_TASK_
Copy out every line that contains the word "Janeiro".

_RECORDS FOR THE EXERCISE_
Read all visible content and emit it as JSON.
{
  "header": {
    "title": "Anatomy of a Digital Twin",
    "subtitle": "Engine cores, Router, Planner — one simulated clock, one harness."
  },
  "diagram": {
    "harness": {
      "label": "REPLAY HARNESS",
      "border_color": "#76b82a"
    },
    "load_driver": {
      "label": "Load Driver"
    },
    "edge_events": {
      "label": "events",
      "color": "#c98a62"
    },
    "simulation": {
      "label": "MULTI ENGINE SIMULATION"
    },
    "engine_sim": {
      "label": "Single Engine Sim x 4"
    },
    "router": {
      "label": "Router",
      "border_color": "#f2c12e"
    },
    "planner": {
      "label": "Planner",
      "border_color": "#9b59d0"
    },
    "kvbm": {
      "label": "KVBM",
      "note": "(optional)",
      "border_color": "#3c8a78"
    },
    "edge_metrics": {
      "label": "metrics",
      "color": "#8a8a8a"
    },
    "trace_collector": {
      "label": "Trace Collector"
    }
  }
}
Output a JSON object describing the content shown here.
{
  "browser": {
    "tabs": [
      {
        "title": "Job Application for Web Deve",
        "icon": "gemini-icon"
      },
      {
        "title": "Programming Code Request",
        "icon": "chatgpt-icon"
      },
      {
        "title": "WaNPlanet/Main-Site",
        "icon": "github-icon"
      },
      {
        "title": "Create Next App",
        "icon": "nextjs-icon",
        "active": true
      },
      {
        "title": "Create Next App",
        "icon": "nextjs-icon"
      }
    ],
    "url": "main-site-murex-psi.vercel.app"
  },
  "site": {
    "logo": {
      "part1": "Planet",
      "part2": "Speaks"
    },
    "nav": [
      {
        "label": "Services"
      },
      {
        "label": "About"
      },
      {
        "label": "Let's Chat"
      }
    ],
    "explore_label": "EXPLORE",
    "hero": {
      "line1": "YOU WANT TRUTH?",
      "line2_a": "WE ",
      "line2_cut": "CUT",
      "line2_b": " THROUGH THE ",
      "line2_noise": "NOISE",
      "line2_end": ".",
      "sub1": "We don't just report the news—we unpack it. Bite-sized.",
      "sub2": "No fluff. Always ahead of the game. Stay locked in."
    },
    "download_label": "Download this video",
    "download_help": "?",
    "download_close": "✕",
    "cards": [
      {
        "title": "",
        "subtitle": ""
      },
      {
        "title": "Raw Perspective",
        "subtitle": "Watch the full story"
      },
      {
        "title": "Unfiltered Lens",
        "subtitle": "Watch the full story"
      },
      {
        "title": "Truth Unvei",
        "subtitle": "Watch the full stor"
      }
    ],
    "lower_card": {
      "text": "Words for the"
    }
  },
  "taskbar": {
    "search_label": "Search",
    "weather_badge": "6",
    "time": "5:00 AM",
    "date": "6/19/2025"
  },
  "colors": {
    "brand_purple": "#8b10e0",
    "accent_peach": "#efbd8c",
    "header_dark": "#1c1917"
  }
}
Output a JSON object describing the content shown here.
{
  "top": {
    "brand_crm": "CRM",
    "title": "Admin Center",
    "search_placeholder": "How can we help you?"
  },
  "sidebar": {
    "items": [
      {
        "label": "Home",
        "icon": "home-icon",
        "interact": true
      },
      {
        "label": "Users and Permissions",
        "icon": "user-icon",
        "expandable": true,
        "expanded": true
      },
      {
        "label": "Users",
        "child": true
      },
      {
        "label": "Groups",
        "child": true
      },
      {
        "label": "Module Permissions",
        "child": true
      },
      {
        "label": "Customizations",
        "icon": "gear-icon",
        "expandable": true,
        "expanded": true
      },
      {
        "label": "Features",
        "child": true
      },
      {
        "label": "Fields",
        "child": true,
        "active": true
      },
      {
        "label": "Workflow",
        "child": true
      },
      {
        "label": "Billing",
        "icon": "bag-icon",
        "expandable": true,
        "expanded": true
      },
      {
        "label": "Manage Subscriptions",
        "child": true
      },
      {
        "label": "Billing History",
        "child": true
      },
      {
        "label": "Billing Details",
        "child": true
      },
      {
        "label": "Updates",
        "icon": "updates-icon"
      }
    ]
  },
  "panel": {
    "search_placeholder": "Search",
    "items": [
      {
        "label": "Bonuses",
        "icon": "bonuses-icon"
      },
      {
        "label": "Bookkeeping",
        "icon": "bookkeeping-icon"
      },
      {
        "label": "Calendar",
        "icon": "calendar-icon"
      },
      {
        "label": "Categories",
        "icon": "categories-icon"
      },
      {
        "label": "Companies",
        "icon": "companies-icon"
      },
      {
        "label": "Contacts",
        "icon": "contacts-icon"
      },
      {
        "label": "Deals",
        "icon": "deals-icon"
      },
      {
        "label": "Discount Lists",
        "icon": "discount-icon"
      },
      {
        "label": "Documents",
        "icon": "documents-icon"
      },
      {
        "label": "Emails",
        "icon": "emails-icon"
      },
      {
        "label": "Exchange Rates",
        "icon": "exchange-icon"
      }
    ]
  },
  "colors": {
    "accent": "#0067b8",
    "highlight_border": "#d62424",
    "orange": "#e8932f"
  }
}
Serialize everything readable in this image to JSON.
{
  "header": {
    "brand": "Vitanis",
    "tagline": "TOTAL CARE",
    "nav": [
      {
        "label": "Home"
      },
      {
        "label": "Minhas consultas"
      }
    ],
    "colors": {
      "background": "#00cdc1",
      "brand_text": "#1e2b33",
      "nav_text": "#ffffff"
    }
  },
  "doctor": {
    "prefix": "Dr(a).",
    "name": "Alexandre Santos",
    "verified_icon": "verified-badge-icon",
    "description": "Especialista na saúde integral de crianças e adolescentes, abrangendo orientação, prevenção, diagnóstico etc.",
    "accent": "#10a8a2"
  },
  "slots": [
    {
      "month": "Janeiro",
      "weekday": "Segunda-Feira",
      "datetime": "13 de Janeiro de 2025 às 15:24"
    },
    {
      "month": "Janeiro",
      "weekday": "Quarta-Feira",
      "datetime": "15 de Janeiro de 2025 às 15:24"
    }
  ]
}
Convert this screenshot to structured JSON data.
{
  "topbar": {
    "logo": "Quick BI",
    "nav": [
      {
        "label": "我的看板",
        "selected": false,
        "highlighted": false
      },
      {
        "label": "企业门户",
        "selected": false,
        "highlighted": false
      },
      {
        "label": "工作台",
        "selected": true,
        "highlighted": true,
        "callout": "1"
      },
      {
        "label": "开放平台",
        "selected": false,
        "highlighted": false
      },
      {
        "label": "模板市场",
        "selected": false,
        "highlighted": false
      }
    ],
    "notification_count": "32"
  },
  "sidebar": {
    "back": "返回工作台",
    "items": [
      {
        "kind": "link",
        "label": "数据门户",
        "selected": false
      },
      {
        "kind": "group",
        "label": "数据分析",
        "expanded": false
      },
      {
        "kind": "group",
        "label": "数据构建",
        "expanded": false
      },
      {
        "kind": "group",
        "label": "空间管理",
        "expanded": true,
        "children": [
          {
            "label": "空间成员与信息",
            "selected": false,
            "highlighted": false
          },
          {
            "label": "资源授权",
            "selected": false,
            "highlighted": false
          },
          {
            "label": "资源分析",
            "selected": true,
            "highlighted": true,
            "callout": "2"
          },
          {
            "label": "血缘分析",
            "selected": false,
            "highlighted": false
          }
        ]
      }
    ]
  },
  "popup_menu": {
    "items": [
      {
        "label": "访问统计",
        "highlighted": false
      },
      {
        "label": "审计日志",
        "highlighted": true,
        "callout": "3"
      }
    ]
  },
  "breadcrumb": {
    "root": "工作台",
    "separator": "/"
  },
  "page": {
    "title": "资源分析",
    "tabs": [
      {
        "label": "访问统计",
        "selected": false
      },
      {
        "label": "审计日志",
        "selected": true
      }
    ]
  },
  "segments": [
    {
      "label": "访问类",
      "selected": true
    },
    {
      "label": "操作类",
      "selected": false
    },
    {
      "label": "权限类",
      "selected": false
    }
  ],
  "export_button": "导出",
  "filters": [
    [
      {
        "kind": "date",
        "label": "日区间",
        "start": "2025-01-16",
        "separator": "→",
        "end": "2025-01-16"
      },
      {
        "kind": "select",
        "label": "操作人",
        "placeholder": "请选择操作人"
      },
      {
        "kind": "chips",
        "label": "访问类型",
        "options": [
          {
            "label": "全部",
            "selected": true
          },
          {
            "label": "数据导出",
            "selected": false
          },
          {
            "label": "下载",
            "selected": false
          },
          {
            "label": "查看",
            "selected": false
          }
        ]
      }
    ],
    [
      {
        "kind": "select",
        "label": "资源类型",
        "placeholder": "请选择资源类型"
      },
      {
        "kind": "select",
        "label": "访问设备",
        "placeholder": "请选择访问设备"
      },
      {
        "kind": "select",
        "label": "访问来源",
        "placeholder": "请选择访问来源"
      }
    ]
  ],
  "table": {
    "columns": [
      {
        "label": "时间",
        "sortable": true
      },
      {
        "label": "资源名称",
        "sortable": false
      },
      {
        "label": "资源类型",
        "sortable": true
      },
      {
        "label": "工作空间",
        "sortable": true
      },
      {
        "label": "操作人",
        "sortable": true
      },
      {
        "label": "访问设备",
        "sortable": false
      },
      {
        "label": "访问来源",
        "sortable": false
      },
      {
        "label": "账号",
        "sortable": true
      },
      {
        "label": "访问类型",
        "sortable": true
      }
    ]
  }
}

_OUTPUT OF THE EXERCISE_
      "month": "Janeiro",
      "datetime": "13 de Janeiro de 2025 às 15:24"
      "month": "Janeiro",
      "datetime": "15 de Janeiro de 2025 às 15:24"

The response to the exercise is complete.